*Aim of the task*. Write out each line from the data below that includes the word "this".
┌─ Stored data
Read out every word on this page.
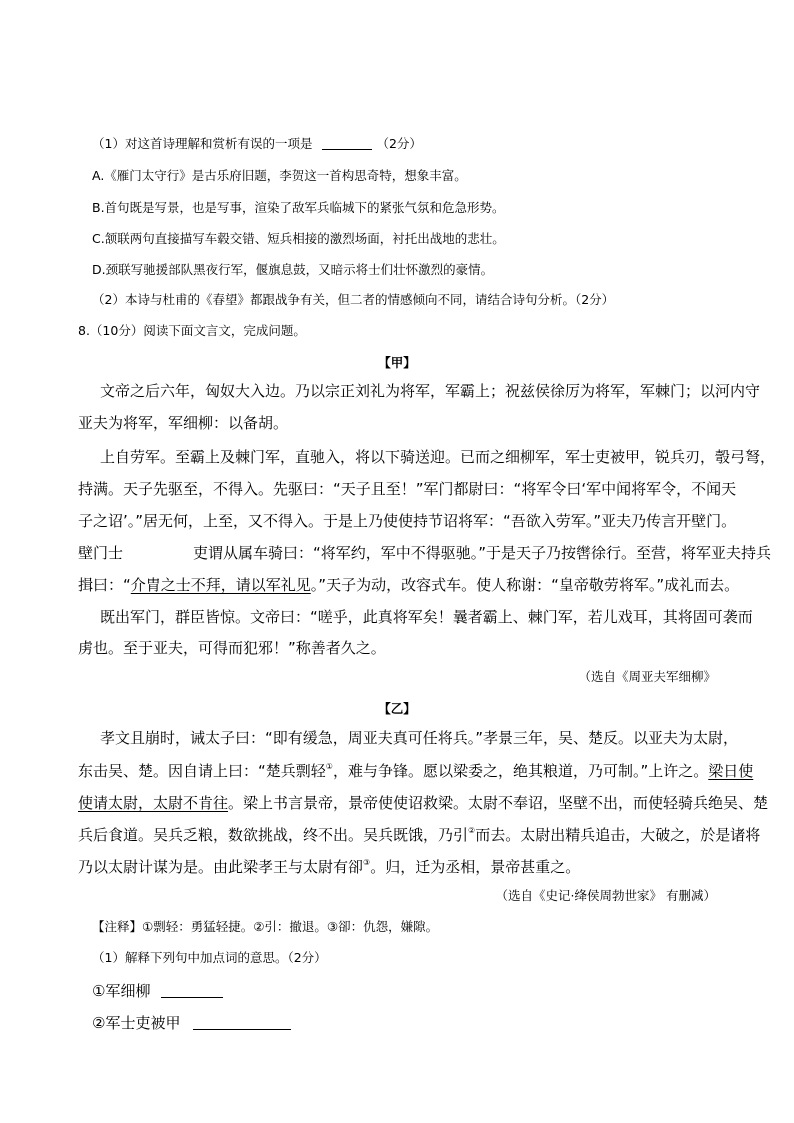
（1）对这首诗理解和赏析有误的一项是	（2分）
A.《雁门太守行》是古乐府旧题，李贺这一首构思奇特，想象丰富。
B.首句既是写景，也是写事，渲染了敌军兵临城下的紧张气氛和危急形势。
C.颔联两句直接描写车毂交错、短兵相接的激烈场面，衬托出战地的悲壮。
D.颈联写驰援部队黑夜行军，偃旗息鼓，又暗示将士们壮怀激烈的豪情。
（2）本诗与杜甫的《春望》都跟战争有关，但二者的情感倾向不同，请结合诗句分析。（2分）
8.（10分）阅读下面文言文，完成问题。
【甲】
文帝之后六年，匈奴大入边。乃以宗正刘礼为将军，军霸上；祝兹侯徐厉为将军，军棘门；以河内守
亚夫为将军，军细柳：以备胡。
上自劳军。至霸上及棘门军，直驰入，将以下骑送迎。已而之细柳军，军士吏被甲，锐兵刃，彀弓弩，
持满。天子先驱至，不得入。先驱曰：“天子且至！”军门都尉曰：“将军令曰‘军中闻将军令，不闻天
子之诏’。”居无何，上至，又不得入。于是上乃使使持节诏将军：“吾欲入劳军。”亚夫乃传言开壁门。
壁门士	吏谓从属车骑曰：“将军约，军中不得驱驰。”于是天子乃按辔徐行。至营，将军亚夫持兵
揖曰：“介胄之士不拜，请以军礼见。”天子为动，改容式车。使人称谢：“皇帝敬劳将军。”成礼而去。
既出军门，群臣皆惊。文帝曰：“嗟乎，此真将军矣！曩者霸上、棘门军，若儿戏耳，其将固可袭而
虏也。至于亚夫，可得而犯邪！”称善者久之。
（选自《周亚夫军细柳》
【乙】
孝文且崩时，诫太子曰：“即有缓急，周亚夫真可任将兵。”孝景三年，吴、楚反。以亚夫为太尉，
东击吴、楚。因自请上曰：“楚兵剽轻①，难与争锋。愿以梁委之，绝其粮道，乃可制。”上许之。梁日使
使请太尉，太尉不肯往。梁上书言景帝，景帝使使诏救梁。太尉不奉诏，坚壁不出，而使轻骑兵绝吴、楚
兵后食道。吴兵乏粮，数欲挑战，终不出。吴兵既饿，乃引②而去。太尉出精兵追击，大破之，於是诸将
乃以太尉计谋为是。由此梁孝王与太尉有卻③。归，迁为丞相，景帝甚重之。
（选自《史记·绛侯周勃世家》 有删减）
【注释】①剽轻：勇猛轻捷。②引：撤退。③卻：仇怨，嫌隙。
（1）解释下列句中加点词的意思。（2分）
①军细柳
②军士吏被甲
└─
┌─ Stored data
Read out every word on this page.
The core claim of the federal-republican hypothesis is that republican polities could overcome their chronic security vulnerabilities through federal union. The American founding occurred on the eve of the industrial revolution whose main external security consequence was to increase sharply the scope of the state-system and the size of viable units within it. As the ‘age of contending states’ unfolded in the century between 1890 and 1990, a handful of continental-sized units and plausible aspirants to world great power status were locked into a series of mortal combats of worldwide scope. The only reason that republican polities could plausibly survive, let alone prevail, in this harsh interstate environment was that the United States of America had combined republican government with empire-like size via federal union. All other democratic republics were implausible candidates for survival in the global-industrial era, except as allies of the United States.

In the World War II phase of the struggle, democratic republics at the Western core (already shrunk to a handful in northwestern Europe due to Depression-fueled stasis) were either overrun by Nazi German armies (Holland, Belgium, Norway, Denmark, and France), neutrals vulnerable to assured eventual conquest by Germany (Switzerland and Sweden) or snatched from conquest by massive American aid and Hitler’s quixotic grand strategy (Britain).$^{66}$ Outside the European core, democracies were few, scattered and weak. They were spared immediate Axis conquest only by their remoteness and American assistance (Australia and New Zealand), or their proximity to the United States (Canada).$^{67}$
└─
┌─ Stored data
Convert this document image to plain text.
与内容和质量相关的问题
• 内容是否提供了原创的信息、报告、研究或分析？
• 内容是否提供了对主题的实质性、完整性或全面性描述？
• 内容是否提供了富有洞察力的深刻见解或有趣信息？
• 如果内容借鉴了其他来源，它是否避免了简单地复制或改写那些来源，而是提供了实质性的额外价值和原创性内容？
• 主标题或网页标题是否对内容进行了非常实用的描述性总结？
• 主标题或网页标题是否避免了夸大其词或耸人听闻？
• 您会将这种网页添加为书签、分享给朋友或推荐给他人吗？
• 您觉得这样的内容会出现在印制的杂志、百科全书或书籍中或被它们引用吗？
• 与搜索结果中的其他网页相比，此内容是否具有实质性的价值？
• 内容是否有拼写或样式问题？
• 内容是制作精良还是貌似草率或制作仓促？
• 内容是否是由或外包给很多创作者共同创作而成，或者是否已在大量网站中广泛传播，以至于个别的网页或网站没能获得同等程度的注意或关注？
└─
*Solution below*.
Read out every word on this page.
Read out every word on this page.
The core claim of the federal-republican hypothesis is that republican polities could overcome their chronic security vulnerabilities through federal union. The American founding occurred on the eve of the industrial revolution whose main external security consequence was to increase sharply the scope of the state-system and the size of viable units within it. As the ‘age of contending states’ unfolded in the century between 1890 and 1990, a handful of continental-sized units and plausible aspirants to world great power status were locked into a series of mortal combats of worldwide scope. The only reason that republican polities could plausibly survive, let alone prevail, in this harsh interstate environment was that the United States of America had combined republican government with empire-like size via federal union. All other democratic republics were implausible candidates for survival in the global-industrial era, except as allies of the United States.
Convert this document image to plain text.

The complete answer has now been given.